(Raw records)
((

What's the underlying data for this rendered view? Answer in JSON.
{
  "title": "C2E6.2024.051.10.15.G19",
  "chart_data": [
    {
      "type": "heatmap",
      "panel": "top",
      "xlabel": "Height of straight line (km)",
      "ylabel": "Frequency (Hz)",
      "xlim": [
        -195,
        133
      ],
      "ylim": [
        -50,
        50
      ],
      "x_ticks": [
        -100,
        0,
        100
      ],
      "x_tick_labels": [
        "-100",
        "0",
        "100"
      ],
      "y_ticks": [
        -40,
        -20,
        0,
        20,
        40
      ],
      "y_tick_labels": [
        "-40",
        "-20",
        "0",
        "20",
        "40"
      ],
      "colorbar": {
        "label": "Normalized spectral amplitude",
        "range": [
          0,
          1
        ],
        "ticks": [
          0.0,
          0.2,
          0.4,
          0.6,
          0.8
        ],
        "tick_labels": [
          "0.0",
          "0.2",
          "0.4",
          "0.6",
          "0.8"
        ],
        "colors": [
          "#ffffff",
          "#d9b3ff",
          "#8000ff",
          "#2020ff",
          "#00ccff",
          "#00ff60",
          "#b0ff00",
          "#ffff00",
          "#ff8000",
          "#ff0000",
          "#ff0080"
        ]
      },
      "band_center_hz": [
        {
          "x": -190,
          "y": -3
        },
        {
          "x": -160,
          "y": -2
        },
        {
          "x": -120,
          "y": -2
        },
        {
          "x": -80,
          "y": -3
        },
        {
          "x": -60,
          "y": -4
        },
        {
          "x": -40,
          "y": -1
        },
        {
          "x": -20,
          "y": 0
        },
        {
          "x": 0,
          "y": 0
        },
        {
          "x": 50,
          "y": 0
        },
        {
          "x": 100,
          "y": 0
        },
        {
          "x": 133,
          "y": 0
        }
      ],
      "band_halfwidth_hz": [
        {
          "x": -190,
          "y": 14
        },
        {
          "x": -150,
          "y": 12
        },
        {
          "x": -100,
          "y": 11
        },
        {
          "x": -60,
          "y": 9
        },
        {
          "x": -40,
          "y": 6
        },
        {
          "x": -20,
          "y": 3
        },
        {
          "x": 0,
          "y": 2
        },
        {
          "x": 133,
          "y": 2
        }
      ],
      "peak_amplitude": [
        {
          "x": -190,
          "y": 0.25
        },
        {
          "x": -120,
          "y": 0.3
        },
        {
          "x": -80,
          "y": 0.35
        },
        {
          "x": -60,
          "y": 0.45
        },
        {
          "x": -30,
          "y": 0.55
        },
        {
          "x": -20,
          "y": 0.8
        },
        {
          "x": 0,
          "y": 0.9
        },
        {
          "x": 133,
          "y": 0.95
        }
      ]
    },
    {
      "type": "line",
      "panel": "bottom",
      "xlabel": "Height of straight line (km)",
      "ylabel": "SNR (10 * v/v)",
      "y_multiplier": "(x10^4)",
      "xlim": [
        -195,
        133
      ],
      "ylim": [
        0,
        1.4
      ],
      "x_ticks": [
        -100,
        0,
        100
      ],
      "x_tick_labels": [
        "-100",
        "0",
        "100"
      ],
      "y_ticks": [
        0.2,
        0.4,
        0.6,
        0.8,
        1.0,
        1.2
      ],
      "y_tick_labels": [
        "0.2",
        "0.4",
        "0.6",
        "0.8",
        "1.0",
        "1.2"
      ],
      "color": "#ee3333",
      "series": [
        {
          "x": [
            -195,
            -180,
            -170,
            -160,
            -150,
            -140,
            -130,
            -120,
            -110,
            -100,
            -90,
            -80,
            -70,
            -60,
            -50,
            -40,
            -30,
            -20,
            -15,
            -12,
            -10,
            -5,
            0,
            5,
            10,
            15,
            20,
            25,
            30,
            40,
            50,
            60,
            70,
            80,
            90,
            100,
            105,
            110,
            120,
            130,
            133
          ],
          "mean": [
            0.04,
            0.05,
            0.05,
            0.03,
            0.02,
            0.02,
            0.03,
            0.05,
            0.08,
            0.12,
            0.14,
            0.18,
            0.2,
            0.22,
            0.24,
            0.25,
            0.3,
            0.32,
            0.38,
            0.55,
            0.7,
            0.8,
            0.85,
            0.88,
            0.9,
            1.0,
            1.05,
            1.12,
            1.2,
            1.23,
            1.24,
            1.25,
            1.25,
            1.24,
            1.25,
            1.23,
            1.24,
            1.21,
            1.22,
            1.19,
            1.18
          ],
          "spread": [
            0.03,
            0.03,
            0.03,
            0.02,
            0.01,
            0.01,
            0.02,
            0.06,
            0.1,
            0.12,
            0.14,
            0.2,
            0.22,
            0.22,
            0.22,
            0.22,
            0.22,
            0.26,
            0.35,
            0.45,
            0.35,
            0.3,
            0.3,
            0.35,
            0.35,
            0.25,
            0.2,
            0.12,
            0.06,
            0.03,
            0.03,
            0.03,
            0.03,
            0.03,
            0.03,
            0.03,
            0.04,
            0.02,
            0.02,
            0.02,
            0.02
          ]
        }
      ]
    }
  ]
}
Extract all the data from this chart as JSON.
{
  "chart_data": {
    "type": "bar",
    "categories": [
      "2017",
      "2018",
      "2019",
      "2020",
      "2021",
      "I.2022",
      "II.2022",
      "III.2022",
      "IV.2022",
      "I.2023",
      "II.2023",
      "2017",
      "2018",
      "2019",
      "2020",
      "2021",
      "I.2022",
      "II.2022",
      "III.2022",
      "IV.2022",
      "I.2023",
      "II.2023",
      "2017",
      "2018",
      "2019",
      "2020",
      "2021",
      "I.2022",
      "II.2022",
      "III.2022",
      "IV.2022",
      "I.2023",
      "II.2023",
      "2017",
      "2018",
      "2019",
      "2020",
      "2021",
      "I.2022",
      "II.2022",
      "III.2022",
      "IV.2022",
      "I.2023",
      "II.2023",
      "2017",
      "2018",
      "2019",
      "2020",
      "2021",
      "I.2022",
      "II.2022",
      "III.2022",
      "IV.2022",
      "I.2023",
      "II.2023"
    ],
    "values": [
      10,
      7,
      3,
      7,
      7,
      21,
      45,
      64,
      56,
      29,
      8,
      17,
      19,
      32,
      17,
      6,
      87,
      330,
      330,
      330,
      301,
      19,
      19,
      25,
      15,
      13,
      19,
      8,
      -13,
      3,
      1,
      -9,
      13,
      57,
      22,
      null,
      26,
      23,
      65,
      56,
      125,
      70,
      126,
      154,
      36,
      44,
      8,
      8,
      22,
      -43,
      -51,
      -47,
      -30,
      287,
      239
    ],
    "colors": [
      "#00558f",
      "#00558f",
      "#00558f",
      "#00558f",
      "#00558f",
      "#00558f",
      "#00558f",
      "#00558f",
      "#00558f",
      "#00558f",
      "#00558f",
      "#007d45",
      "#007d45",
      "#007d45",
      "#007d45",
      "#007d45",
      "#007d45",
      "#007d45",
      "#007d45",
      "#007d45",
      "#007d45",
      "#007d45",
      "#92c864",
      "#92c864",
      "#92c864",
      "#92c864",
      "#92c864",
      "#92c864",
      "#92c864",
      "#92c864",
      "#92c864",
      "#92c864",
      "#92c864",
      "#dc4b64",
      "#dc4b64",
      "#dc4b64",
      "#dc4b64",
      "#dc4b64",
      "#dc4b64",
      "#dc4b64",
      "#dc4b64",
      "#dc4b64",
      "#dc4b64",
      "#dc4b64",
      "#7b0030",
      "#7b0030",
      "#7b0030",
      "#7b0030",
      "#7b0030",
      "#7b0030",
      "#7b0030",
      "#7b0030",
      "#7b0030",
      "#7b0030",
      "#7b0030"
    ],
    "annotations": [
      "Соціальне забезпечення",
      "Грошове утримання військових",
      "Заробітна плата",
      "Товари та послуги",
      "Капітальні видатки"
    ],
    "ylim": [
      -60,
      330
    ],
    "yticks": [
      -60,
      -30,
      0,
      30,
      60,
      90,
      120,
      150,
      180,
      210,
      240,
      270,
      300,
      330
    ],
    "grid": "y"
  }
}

))

What you will do | Identify all lines in the records above with the word "ylabel".

Solution to this task |
      "ylabel": "Frequency (Hz)",
      "ylabel": "SNR (10 * v/v)",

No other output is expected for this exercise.